EXERCISE BRIEF
Return a copy of every line in the records that includes the word "高职分类专科批".

ROWS
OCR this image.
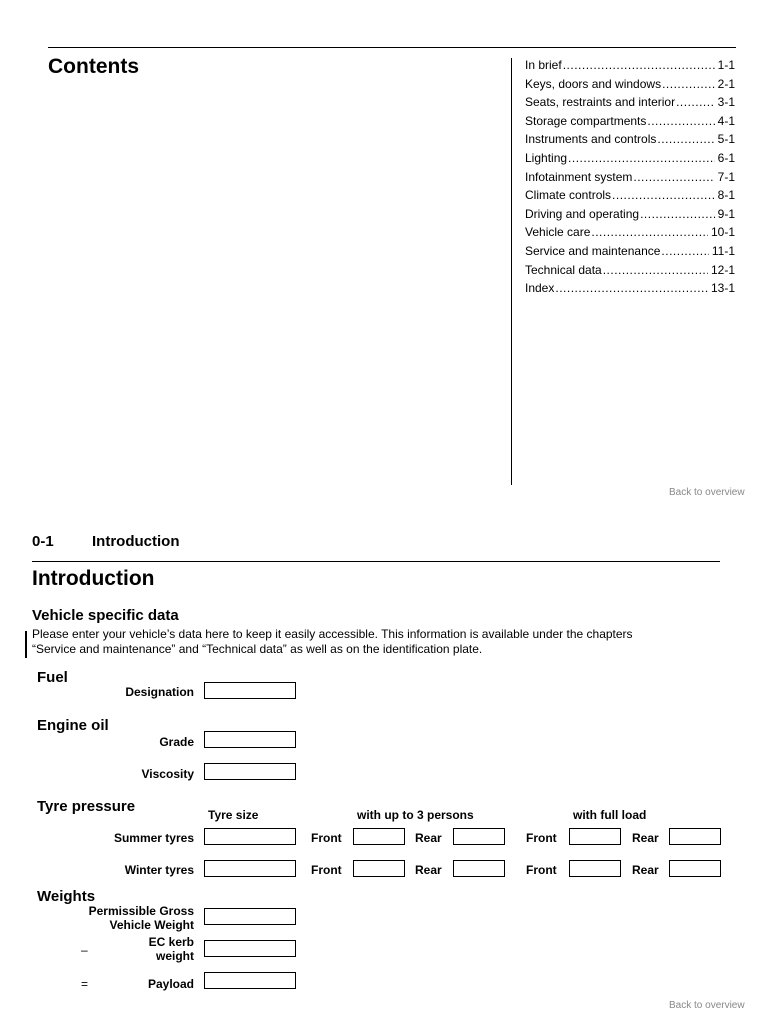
Contents	In brief .....	1-1
Keys, doors and windows .....	2-1
Seats, restraints and interior .....	3-1
Storage compartments .....	4-1
Instruments and controls .....	5-1
Lighting .....	6-1
Infotainment system .....	7-1
Climate controls .....	8-1
Driving and operating .....	9-1
Vehicle care .....	10-1
Service and maintenance .....	11-1
Technical data .....	12-1
Index .....	13-1
Back to overview
0-1	Introduction
Introduction
Vehicle specific data
Please enter your vehicle’s data here to keep it easily accessible. This information is available under the chapters
“Service and maintenance” and “Technical data” as well as on the identification plate.
Fuel
Designation
Engine oil
Grade
Viscosity
Tyre pressure	Tyre size	with up to 3 persons	with full load
Summer tyres	Front	Rear	Front	Rear
Winter tyres	Front	Rear	Front	Rear
Weights
Permissible Gross
Vehicle Weight
–
EC kerb
weight
=	Payload
Back to overview
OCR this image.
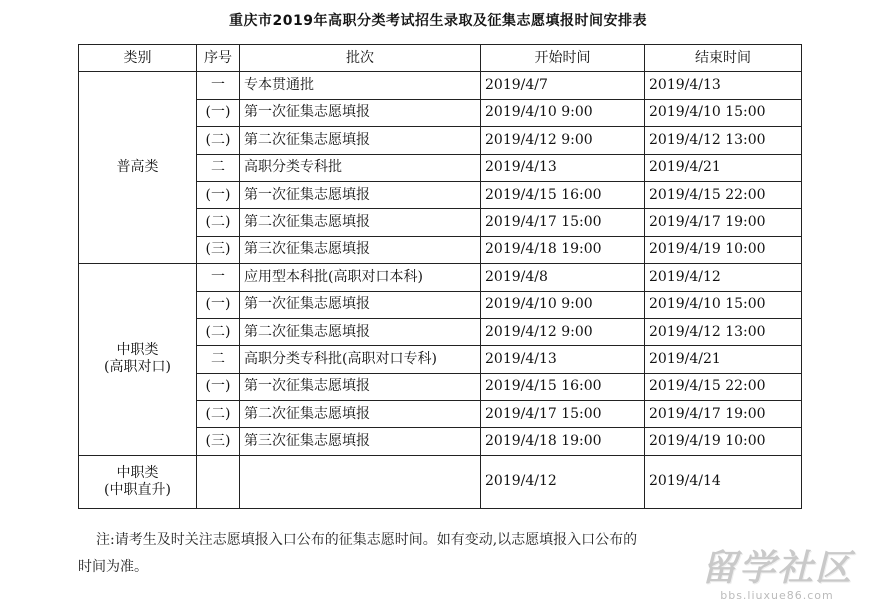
重庆市2019年高职分类考试招生录取及征集志愿填报时间安排表
类别	序号	批次	开始时间	结束时间

普高类	一	专本贯通批	2019/4/7	2019/4/13
	(一)	第一次征集志愿填报	2019/4/10 9:00	2019/4/10 15:00
	(二)	第二次征集志愿填报	2019/4/12 9:00	2019/4/12 13:00
	二	高职分类专科批	2019/4/13	2019/4/21
	(一)	第一次征集志愿填报	2019/4/15 16:00	2019/4/15 22:00
	(二)	第二次征集志愿填报	2019/4/17 15:00	2019/4/17 19:00
	(三)	第三次征集志愿填报	2019/4/18 19:00	2019/4/19 10:00

中职类
(高职对口)	一	应用型本科批(高职对口本科)	2019/4/8	2019/4/12
	(一)	第一次征集志愿填报	2019/4/10 9:00	2019/4/10 15:00
	(二)	第二次征集志愿填报	2019/4/12 9:00	2019/4/12 13:00
	二	高职分类专科批(高职对口专科)	2019/4/13	2019/4/21
	(一)	第一次征集志愿填报	2019/4/15 16:00	2019/4/15 22:00
	(二)	第二次征集志愿填报	2019/4/17 15:00	2019/4/17 19:00
	(三)	第三次征集志愿填报	2019/4/18 19:00	2019/4/19 10:00

中职类
(中职直升)			2019/4/12	2019/4/14
注:请考生及时关注志愿填报入口公布的征集志愿时间。如有变动,以志愿填报入口公布的
时间为准。	留学社区
bbs.liuxue86.com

RESULT OF THE TASK
	二	高职分类专科批	2019/4/13	2019/4/21
	二	高职分类专科批(高职对口专科)	2019/4/13	2019/4/21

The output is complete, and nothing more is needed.